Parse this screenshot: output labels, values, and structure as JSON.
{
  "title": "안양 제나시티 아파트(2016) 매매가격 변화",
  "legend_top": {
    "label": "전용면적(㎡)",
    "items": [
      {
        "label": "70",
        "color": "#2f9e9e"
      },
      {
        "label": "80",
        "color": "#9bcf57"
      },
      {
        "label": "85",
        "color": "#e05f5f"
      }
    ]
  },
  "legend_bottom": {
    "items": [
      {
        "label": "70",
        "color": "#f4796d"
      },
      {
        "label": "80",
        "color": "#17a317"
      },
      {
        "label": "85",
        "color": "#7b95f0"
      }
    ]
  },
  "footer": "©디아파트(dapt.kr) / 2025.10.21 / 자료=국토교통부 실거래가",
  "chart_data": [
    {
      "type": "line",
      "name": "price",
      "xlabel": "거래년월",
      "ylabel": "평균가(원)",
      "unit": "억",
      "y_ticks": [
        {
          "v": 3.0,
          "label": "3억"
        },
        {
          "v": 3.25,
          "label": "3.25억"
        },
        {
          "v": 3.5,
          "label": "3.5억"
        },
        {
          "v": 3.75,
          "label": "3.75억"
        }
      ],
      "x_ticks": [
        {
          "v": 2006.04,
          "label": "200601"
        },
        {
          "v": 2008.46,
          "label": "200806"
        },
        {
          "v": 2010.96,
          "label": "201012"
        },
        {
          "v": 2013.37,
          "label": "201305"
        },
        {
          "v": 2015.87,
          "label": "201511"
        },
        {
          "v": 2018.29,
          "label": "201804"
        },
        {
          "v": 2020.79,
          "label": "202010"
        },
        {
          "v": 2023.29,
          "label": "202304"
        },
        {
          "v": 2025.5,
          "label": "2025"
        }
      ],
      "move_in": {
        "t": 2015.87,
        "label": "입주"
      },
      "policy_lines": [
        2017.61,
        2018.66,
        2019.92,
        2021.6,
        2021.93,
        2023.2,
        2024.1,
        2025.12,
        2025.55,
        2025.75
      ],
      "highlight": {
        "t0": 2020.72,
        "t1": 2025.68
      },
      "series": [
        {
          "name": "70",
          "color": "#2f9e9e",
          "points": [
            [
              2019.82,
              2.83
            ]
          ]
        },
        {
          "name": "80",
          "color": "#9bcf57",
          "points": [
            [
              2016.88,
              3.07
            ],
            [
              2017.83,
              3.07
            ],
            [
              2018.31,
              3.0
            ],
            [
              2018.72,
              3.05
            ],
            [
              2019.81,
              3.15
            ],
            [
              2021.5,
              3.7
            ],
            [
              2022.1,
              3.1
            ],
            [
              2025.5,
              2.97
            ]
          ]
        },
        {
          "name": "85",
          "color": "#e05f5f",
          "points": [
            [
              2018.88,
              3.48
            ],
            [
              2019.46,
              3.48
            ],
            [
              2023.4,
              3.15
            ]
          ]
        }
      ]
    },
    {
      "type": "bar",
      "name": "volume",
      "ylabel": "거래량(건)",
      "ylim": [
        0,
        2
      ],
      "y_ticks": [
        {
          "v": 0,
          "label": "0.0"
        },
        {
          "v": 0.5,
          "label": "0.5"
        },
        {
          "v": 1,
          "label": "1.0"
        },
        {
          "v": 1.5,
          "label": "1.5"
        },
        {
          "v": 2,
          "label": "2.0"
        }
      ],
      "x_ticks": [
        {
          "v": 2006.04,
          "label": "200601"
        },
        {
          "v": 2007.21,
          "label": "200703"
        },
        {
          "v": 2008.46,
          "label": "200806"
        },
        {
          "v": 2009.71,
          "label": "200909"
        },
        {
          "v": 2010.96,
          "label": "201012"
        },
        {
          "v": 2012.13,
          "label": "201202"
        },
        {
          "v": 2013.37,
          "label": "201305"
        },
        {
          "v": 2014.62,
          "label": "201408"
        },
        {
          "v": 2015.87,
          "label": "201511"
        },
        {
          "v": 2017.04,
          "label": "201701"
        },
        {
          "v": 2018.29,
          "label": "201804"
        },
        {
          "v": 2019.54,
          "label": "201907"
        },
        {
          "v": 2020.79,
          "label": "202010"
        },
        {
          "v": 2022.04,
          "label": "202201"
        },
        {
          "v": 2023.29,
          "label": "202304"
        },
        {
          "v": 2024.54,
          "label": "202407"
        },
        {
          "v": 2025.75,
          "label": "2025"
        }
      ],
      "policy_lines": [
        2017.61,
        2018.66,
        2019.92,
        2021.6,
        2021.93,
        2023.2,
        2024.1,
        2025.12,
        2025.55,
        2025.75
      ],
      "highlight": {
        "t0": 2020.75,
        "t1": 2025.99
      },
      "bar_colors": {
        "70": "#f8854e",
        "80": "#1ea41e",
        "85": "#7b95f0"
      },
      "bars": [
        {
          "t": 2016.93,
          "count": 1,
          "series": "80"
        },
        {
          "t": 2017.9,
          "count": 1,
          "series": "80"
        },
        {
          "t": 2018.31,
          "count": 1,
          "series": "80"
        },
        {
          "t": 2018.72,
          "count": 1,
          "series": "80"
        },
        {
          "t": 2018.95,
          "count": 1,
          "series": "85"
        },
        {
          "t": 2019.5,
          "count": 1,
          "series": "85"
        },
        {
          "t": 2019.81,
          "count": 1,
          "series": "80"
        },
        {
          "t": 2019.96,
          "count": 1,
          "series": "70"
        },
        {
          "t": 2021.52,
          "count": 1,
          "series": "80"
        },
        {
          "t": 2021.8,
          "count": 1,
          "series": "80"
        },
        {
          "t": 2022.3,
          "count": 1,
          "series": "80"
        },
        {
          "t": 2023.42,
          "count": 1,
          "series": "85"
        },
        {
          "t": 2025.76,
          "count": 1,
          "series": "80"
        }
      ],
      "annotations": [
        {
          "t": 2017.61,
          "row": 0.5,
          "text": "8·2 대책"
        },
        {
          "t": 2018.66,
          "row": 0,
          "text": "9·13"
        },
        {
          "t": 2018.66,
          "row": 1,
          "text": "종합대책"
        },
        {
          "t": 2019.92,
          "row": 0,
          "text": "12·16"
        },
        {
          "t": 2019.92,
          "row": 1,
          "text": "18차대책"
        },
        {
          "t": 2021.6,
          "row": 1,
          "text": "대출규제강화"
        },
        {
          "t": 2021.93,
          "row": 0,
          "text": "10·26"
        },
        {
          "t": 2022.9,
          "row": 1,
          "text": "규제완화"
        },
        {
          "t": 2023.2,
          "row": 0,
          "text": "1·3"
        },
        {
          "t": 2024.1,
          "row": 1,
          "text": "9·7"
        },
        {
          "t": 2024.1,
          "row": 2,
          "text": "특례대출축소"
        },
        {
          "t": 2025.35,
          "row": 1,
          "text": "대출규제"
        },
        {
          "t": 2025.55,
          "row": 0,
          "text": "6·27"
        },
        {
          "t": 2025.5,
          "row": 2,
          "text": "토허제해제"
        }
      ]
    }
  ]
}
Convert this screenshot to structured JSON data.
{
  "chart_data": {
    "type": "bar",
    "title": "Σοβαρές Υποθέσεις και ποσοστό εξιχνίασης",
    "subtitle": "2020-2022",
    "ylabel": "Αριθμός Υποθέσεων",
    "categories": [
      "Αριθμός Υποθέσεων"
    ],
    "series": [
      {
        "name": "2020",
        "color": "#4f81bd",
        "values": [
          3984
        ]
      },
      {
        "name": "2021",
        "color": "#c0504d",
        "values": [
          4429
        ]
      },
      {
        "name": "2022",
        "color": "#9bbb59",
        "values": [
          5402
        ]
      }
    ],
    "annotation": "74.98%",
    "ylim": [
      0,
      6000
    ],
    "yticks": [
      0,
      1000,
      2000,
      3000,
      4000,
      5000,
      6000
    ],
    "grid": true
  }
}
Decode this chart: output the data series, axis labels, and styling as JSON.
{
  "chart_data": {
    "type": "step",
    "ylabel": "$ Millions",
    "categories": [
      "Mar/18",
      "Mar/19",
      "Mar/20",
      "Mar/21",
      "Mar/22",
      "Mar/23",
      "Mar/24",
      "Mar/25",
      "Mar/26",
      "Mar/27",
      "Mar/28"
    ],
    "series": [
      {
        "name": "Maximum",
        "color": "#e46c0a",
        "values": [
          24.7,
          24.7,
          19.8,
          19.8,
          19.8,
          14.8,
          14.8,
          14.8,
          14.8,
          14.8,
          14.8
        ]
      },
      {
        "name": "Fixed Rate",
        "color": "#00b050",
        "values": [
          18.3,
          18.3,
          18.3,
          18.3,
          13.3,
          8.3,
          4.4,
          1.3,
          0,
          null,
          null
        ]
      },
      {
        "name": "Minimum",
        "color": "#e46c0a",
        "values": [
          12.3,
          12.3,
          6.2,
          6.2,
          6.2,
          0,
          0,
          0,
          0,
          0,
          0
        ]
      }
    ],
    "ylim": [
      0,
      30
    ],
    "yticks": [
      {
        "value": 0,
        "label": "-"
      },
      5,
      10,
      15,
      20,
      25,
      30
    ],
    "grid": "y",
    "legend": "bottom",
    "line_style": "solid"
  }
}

==============================

Return all lines with the word "output" in them.

FINISHED EXERCISE -
Parse this screenshot: output labels, values, and structure as JSON.
Decode this chart: output the data series, axis labels, and styling as JSON.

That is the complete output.